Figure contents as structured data
-*-
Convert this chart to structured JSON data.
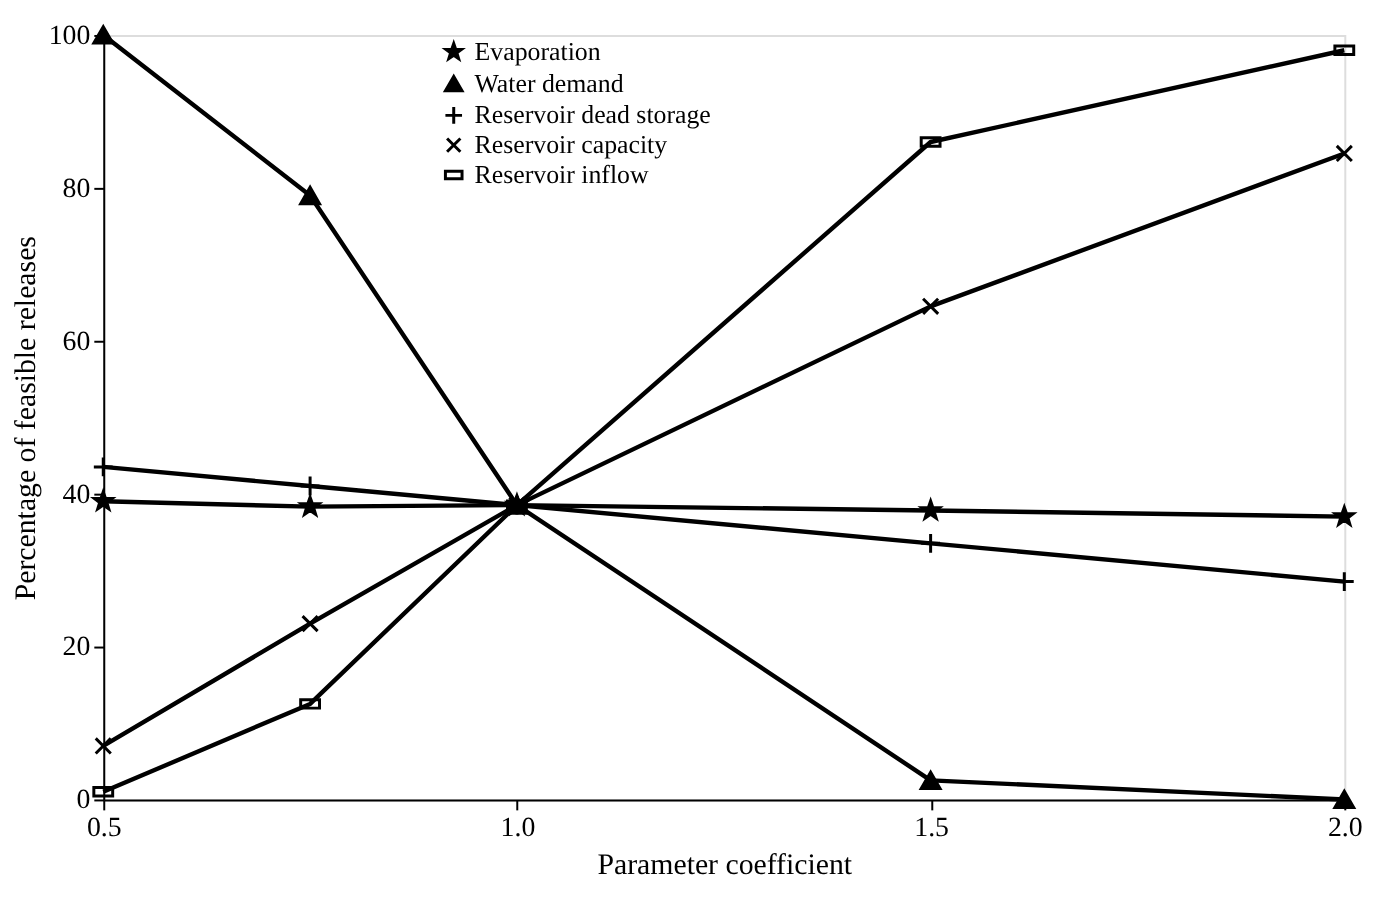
{
  "chart_data": {
    "type": "line",
    "xlabel": "Parameter coefficient",
    "ylabel": "Percentage of feasible releases",
    "x": [
      0.5,
      0.75,
      1,
      1.5,
      2
    ],
    "xlim": [
      0.5,
      2
    ],
    "xticks": [
      0.5,
      {
        "value": 1,
        "label": "1.0"
      },
      1.5,
      {
        "value": 2,
        "label": "2.0"
      }
    ],
    "ylim": [
      0,
      100
    ],
    "yticks": [
      0,
      20,
      40,
      60,
      80,
      100
    ],
    "grid": false,
    "legend": "top",
    "line_style": "solid",
    "series": [
      {
        "name": "Evaporation",
        "color": "#000000",
        "marker": "star",
        "values": [
          39,
          38.3,
          38.5,
          37.8,
          37
        ]
      },
      {
        "name": "Water demand",
        "color": "#000000",
        "marker": "triangle",
        "values": [
          100,
          79,
          38.5,
          2.5,
          0
        ]
      },
      {
        "name": "Reservoir dead storage",
        "color": "#000000",
        "marker": "plus",
        "values": [
          43.5,
          41,
          38.5,
          33.5,
          28.5
        ]
      },
      {
        "name": "Reservoir capacity",
        "color": "#000000",
        "marker": "cross",
        "values": [
          7,
          23,
          38.5,
          64.5,
          84.5
        ]
      },
      {
        "name": "Reservoir inflow",
        "color": "#000000",
        "marker": "square",
        "values": [
          1,
          12.5,
          38.5,
          86,
          98
        ]
      }
    ]
  }
}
-*-
▶ The problem
Repeat the data in full and exactly. Omit pictures.

▶ Complete answer
Convert this chart to structured JSON data.
{
  "chart_data": {
    "type": "line",
    "xlabel": "Parameter coefficient",
    "ylabel": "Percentage of feasible releases",
    "x": [
      0.5,
      0.75,
      1,
      1.5,
      2
    ],
    "xlim": [
      0.5,
      2
    ],
    "xticks": [
      0.5,
      {
        "value": 1,
        "label": "1.0"
      },
      1.5,
      {
        "value": 2,
        "label": "2.0"
      }
    ],
    "ylim": [
      0,
      100
    ],
    "yticks": [
      0,
      20,
      40,
      60,
      80,
      100
    ],
    "grid": false,
    "legend": "top",
    "line_style": "solid",
    "series": [
      {
        "name": "Evaporation",
        "color": "#000000",
        "marker": "star",
        "values": [
          39,
          38.3,
          38.5,
          37.8,
          37
        ]
      },
      {
        "name": "Water demand",
        "color": "#000000",
        "marker": "triangle",
        "values": [
          100,
          79,
          38.5,
          2.5,
          0
        ]
      },
      {
        "name": "Reservoir dead storage",
        "color": "#000000",
        "marker": "plus",
        "values": [
          43.5,
          41,
          38.5,
          33.5,
          28.5
        ]
      },
      {
        "name": "Reservoir capacity",
        "color": "#000000",
        "marker": "cross",
        "values": [
          7,
          23,
          38.5,
          64.5,
          84.5
        ]
      },
      {
        "name": "Reservoir inflow",
        "color": "#000000",
        "marker": "square",
        "values": [
          1,
          12.5,
          38.5,
          86,
          98
        ]
      }
    ]
  }
}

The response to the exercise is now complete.